Given problem: Output the records exactly as they appear, starting at the beginning of the records and ending at the line that contains "table-header: Related keyphrase", with both ends included.

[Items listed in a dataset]

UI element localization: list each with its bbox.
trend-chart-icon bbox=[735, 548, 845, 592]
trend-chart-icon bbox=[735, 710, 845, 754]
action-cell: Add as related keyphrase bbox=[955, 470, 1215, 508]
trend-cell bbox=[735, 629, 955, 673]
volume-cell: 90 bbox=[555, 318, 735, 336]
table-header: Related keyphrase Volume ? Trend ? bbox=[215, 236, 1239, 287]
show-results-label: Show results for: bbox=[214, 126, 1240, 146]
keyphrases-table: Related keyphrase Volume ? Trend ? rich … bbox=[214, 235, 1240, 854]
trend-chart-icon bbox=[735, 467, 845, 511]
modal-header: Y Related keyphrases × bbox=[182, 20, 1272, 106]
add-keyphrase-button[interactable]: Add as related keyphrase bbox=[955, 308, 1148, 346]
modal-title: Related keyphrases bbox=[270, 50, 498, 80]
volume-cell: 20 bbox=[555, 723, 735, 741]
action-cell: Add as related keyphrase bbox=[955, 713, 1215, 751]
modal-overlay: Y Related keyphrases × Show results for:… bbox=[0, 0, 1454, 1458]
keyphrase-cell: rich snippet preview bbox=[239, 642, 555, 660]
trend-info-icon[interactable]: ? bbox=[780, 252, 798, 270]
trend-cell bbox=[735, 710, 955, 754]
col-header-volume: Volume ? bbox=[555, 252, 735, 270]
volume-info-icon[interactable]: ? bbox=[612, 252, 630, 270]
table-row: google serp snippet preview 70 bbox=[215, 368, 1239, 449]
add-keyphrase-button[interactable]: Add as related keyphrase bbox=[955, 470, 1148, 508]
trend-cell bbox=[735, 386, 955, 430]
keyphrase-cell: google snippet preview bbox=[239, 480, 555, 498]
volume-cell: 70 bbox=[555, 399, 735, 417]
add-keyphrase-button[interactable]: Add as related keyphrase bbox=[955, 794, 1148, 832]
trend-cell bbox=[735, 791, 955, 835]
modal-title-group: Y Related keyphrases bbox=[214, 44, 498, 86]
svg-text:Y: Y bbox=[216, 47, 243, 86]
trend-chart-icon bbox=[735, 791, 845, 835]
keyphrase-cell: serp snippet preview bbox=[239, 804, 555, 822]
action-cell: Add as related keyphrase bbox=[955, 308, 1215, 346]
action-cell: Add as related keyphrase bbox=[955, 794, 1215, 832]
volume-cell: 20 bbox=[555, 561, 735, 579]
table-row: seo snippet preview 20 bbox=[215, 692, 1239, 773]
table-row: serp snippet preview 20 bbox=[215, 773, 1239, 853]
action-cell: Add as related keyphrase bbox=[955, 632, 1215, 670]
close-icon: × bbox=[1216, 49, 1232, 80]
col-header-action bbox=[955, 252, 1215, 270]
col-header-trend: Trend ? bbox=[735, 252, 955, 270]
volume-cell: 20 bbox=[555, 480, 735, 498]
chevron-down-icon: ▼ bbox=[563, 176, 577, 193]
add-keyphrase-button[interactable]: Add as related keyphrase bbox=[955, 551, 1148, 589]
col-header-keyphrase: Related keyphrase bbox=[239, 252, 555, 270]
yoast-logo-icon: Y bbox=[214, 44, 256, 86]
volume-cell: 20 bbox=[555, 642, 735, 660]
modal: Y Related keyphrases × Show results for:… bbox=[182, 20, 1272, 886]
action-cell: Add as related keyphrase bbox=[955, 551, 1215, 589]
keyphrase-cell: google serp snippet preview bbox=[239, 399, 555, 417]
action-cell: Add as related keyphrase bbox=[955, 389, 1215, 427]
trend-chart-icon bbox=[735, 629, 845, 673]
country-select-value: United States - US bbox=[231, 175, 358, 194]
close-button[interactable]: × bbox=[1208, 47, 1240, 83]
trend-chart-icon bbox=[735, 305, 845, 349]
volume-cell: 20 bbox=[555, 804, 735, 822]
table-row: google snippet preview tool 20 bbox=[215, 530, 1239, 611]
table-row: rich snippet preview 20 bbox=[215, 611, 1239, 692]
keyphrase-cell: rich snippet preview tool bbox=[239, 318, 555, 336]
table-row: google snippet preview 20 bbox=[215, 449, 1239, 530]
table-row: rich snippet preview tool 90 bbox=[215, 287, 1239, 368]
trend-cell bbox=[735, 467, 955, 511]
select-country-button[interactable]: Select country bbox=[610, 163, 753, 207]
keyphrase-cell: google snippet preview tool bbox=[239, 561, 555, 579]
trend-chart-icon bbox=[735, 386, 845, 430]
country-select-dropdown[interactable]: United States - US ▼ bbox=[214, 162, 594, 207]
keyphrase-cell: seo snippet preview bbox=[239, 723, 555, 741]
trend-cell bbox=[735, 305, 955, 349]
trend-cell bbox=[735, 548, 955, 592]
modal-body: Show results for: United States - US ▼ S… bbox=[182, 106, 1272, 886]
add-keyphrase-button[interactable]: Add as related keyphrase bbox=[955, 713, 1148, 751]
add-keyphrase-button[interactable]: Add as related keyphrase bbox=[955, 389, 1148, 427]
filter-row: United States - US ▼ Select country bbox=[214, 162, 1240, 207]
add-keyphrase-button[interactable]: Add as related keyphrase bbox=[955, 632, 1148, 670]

Complete response:
UI element localization: list each with its bbox.
trend-chart-icon bbox=[735, 548, 845, 592]
trend-chart-icon bbox=[735, 710, 845, 754]
action-cell: Add as related keyphrase bbox=[955, 470, 1215, 508]
trend-cell bbox=[735, 629, 955, 673]
volume-cell: 90 bbox=[555, 318, 735, 336]
table-header: Related keyphrase Volume ? Trend ? bbox=[215, 236, 1239, 287]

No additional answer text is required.